╔══

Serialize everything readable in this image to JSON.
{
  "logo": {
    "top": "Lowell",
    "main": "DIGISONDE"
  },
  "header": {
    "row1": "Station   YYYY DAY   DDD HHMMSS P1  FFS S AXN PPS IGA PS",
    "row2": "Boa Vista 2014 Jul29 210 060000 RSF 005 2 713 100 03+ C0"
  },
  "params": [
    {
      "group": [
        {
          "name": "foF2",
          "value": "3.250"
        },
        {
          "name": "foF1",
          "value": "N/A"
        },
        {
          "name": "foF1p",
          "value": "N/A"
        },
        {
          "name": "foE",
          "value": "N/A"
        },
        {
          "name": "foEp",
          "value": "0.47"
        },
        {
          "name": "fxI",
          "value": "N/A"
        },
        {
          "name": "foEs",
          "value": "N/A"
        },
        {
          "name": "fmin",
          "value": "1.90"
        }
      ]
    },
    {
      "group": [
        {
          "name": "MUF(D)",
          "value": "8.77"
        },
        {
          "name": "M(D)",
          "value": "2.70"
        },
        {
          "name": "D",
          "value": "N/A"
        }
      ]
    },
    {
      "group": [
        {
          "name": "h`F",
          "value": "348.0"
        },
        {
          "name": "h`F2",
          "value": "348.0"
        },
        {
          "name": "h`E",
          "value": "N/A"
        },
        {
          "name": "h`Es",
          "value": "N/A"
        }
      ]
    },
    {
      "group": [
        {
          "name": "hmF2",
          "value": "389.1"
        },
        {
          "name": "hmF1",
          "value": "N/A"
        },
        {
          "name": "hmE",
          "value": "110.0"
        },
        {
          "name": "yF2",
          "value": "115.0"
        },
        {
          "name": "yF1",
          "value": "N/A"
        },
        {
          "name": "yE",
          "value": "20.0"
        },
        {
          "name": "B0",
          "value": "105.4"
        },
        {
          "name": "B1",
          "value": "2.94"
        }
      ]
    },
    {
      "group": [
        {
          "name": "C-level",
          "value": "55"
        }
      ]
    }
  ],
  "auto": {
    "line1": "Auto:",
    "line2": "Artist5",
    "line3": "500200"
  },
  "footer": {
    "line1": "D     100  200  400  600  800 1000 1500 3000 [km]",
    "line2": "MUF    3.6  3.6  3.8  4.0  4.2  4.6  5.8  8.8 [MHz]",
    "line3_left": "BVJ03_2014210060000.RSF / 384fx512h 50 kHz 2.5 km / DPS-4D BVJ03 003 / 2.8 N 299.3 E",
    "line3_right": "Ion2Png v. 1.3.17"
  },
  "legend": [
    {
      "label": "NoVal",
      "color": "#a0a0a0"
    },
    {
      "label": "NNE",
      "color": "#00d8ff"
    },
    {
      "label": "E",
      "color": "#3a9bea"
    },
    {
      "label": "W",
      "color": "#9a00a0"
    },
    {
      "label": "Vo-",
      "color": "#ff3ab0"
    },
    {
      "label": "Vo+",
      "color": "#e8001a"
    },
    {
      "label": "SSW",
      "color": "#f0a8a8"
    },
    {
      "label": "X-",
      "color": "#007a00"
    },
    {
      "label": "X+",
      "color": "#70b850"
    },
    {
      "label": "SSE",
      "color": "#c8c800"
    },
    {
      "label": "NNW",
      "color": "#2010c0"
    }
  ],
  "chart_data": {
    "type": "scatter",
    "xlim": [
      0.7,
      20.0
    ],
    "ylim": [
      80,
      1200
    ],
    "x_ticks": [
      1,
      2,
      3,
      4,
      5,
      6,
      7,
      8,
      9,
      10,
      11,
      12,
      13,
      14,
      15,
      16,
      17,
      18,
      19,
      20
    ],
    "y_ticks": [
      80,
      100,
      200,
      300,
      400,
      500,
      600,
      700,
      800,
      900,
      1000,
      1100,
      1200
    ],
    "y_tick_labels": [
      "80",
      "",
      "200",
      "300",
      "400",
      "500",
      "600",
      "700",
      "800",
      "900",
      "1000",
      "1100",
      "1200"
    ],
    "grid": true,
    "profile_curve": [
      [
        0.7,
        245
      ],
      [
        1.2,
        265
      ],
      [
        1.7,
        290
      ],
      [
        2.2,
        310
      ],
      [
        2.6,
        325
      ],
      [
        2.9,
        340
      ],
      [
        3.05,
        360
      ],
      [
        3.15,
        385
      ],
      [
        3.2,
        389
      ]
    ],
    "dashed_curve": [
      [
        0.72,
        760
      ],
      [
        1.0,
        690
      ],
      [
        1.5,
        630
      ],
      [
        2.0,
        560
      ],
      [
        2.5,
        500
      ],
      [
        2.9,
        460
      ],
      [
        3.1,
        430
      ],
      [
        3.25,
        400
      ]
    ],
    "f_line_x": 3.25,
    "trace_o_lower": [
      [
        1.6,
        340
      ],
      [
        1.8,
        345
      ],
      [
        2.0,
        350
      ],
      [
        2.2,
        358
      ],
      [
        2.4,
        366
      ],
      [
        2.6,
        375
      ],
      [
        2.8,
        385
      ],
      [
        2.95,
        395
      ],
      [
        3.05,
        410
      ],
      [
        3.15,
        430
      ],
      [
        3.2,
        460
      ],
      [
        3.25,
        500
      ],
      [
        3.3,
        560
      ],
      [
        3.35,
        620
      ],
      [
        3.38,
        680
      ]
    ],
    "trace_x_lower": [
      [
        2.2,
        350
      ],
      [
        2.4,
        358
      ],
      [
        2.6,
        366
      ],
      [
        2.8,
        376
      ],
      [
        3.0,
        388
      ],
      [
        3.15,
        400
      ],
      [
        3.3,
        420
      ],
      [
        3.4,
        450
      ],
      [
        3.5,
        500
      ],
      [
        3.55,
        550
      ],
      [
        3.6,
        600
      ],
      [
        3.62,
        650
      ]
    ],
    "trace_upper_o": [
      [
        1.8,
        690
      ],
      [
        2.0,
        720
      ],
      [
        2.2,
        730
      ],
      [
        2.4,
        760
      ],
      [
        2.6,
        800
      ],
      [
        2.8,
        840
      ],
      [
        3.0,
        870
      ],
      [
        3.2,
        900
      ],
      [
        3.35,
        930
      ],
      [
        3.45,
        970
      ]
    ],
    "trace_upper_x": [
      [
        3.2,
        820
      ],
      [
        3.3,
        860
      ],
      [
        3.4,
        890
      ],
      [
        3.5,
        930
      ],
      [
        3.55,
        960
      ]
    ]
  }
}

╚══

◆ Problem details:
Retype the data exactly as given.

◆ Output of the task:
Serialize everything readable in this image to JSON.
{
  "logo": {
    "top": "Lowell",
    "main": "DIGISONDE"
  },
  "header": {
    "row1": "Station   YYYY DAY   DDD HHMMSS P1  FFS S AXN PPS IGA PS",
    "row2": "Boa Vista 2014 Jul29 210 060000 RSF 005 2 713 100 03+ C0"
  },
  "params": [
    {
      "group": [
        {
          "name": "foF2",
          "value": "3.250"
        },
        {
          "name": "foF1",
          "value": "N/A"
        },
        {
          "name": "foF1p",
          "value": "N/A"
        },
        {
          "name": "foE",
          "value": "N/A"
        },
        {
          "name": "foEp",
          "value": "0.47"
        },
        {
          "name": "fxI",
          "value": "N/A"
        },
        {
          "name": "foEs",
          "value": "N/A"
        },
        {
          "name": "fmin",
          "value": "1.90"
        }
      ]
    },
    {
      "group": [
        {
          "name": "MUF(D)",
          "value": "8.77"
        },
        {
          "name": "M(D)",
          "value": "2.70"
        },
        {
          "name": "D",
          "value": "N/A"
        }
      ]
    },
    {
      "group": [
        {
          "name": "h`F",
          "value": "348.0"
        },
        {
          "name": "h`F2",
          "value": "348.0"
        },
        {
          "name": "h`E",
          "value": "N/A"
        },
        {
          "name": "h`Es",
          "value": "N/A"
        }
      ]
    },
    {
      "group": [
        {
          "name": "hmF2",
          "value": "389.1"
        },
        {
          "name": "hmF1",
          "value": "N/A"
        },
        {
          "name": "hmE",
          "value": "110.0"
        },
        {
          "name": "yF2",
          "value": "115.0"
        },
        {
          "name": "yF1",
          "value": "N/A"
        },
        {
          "name": "yE",
          "value": "20.0"
        },
        {
          "name": "B0",
          "value": "105.4"
        },
        {
          "name": "B1",
          "value": "2.94"
        }
      ]
    },
    {
      "group": [
        {
          "name": "C-level",
          "value": "55"
        }
      ]
    }
  ],
  "auto": {
    "line1": "Auto:",
    "line2": "Artist5",
    "line3": "500200"
  },
  "footer": {
    "line1": "D     100  200  400  600  800 1000 1500 3000 [km]",
    "line2": "MUF    3.6  3.6  3.8  4.0  4.2  4.6  5.8  8.8 [MHz]",
    "line3_left": "BVJ03_2014210060000.RSF / 384fx512h 50 kHz 2.5 km / DPS-4D BVJ03 003 / 2.8 N 299.3 E",
    "line3_right": "Ion2Png v. 1.3.17"
  },
  "legend": [
    {
      "label": "NoVal",
      "color": "#a0a0a0"
    },
    {
      "label": "NNE",
      "color": "#00d8ff"
    },
    {
      "label": "E",
      "color": "#3a9bea"
    },
    {
      "label": "W",
      "color": "#9a00a0"
    },
    {
      "label": "Vo-",
      "color": "#ff3ab0"
    },
    {
      "label": "Vo+",
      "color": "#e8001a"
    },
    {
      "label": "SSW",
      "color": "#f0a8a8"
    },
    {
      "label": "X-",
      "color": "#007a00"
    },
    {
      "label": "X+",
      "color": "#70b850"
    },
    {
      "label": "SSE",
      "color": "#c8c800"
    },
    {
      "label": "NNW",
      "color": "#2010c0"
    }
  ],
  "chart_data": {
    "type": "scatter",
    "xlim": [
      0.7,
      20.0
    ],
    "ylim": [
      80,
      1200
    ],
    "x_ticks": [
      1,
      2,
      3,
      4,
      5,
      6,
      7,
      8,
      9,
      10,
      11,
      12,
      13,
      14,
      15,
      16,
      17,
      18,
      19,
      20
    ],
    "y_ticks": [
      80,
      100,
      200,
      300,
      400,
      500,
      600,
      700,
      800,
      900,
      1000,
      1100,
      1200
    ],
    "y_tick_labels": [
      "80",
      "",
      "200",
      "300",
      "400",
      "500",
      "600",
      "700",
      "800",
      "900",
      "1000",
      "1100",
      "1200"
    ],
    "grid": true,
    "profile_curve": [
      [
        0.7,
        245
      ],
      [
        1.2,
        265
      ],
      [
        1.7,
        290
      ],
      [
        2.2,
        310
      ],
      [
        2.6,
        325
      ],
      [
        2.9,
        340
      ],
      [
        3.05,
        360
      ],
      [
        3.15,
        385
      ],
      [
        3.2,
        389
      ]
    ],
    "dashed_curve": [
      [
        0.72,
        760
      ],
      [
        1.0,
        690
      ],
      [
        1.5,
        630
      ],
      [
        2.0,
        560
      ],
      [
        2.5,
        500
      ],
      [
        2.9,
        460
      ],
      [
        3.1,
        430
      ],
      [
        3.25,
        400
      ]
    ],
    "f_line_x": 3.25,
    "trace_o_lower": [
      [
        1.6,
        340
      ],
      [
        1.8,
        345
      ],
      [
        2.0,
        350
      ],
      [
        2.2,
        358
      ],
      [
        2.4,
        366
      ],
      [
        2.6,
        375
      ],
      [
        2.8,
        385
      ],
      [
        2.95,
        395
      ],
      [
        3.05,
        410
      ],
      [
        3.15,
        430
      ],
      [
        3.2,
        460
      ],
      [
        3.25,
        500
      ],
      [
        3.3,
        560
      ],
      [
        3.35,
        620
      ],
      [
        3.38,
        680
      ]
    ],
    "trace_x_lower": [
      [
        2.2,
        350
      ],
      [
        2.4,
        358
      ],
      [
        2.6,
        366
      ],
      [
        2.8,
        376
      ],
      [
        3.0,
        388
      ],
      [
        3.15,
        400
      ],
      [
        3.3,
        420
      ],
      [
        3.4,
        450
      ],
      [
        3.5,
        500
      ],
      [
        3.55,
        550
      ],
      [
        3.6,
        600
      ],
      [
        3.62,
        650
      ]
    ],
    "trace_upper_o": [
      [
        1.8,
        690
      ],
      [
        2.0,
        720
      ],
      [
        2.2,
        730
      ],
      [
        2.4,
        760
      ],
      [
        2.6,
        800
      ],
      [
        2.8,
        840
      ],
      [
        3.0,
        870
      ],
      [
        3.2,
        900
      ],
      [
        3.35,
        930
      ],
      [
        3.45,
        970
      ]
    ],
    "trace_upper_x": [
      [
        3.2,
        820
      ],
      [
        3.3,
        860
      ],
      [
        3.4,
        890
      ],
      [
        3.5,
        930
      ],
      [
        3.55,
        960
      ]
    ]
  }
}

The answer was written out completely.